## Begin Supplied material

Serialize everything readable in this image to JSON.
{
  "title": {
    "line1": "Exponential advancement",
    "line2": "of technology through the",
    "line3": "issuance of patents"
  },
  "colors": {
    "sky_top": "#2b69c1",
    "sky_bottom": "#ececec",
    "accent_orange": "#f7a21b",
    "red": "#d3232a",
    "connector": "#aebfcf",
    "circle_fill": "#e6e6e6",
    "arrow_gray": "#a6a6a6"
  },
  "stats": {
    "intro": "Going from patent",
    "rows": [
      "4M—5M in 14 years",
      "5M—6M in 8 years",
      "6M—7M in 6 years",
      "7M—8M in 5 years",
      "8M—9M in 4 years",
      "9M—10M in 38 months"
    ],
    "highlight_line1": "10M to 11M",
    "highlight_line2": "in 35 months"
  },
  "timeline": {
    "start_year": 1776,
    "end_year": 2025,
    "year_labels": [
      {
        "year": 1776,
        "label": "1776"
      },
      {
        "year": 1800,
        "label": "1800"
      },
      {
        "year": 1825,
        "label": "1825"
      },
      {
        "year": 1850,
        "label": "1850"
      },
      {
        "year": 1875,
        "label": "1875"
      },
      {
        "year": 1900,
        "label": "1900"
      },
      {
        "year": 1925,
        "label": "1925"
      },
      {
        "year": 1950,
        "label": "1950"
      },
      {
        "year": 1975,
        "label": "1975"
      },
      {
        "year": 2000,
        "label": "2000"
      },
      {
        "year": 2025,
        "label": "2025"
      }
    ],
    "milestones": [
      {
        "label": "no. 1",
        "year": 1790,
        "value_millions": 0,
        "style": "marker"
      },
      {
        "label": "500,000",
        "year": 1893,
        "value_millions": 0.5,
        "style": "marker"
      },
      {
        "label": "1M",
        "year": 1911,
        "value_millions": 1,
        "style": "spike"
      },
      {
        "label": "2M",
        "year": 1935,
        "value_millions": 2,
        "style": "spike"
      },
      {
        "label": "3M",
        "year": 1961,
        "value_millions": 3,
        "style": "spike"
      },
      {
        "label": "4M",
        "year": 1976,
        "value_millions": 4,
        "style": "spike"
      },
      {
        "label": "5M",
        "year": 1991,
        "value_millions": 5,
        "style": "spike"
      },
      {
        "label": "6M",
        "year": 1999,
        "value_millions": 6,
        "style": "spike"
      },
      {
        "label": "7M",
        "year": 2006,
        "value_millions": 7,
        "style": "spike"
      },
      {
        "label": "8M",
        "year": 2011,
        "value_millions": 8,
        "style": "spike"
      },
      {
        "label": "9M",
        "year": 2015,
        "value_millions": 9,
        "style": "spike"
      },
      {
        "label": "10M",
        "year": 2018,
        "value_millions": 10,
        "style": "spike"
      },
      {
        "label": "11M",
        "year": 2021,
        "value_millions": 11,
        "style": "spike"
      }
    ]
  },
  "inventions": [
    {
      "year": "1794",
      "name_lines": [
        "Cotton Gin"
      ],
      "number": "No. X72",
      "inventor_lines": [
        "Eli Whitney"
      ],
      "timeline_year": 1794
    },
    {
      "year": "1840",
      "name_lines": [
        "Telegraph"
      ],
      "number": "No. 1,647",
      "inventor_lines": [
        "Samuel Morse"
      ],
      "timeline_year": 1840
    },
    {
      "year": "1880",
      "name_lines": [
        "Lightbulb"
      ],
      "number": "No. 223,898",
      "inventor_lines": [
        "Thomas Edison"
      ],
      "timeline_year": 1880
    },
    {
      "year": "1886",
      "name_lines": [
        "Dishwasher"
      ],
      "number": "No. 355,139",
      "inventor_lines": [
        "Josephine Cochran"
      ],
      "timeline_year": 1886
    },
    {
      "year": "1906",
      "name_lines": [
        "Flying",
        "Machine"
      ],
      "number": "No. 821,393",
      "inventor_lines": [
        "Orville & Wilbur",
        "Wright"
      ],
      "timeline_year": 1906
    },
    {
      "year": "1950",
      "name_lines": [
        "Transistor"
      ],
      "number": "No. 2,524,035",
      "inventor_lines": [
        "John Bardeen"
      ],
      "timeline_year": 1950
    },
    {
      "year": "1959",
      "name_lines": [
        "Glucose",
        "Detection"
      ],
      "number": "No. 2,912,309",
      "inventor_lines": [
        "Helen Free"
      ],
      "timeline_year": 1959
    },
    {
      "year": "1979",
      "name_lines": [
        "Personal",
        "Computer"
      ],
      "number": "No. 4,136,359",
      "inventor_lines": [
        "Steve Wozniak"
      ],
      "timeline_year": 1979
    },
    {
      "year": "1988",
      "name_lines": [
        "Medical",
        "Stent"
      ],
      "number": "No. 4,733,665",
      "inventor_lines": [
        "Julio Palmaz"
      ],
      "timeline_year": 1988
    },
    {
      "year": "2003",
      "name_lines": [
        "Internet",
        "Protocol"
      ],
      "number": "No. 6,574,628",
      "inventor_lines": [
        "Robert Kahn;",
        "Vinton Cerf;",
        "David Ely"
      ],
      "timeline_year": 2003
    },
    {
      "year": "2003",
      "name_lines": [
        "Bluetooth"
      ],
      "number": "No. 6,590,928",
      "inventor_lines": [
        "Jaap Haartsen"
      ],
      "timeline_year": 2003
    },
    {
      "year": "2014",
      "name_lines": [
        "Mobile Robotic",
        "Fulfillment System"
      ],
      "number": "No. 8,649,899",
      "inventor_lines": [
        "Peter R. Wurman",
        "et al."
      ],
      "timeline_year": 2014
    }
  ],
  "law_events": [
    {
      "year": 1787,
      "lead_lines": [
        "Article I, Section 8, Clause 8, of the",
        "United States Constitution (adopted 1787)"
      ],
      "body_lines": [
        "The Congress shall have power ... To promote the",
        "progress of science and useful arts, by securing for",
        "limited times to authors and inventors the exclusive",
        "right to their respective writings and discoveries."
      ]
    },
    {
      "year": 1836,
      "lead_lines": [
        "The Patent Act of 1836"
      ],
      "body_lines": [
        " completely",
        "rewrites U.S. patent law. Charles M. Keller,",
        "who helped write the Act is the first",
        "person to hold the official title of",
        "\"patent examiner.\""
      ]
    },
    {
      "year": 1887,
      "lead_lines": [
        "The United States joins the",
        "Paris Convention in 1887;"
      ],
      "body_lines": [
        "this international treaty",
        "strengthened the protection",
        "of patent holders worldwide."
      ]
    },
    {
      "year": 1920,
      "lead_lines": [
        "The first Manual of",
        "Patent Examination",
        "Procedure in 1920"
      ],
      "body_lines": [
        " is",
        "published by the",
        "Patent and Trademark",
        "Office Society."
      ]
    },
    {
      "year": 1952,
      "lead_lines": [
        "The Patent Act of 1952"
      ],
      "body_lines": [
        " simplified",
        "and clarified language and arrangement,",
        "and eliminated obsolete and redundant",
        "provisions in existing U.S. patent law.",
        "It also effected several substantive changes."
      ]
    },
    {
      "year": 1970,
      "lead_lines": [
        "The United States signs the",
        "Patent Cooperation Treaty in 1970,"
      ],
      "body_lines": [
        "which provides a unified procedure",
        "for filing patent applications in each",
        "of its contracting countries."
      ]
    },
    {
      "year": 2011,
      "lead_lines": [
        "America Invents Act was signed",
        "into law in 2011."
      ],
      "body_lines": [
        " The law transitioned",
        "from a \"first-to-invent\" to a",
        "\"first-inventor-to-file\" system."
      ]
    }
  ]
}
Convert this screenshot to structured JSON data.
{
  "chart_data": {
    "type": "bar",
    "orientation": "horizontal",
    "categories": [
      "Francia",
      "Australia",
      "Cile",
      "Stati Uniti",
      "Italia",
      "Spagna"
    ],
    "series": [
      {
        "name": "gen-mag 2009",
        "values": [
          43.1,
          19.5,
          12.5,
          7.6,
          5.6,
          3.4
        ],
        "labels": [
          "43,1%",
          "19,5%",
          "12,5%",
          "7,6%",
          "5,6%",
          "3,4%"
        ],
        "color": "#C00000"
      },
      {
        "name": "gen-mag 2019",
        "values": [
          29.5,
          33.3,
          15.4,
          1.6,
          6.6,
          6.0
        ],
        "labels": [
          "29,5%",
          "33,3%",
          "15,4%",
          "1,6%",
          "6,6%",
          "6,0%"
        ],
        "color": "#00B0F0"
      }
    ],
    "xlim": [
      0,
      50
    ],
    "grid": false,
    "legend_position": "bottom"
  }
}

## End Supplied material

Check each line above for the string "years" and show the ones that have it.

      "4M—5M in 14 years",
      "5M—6M in 8 years",
      "6M—7M in 6 years",
      "7M—8M in 5 years",
      "8M—9M in 4 years",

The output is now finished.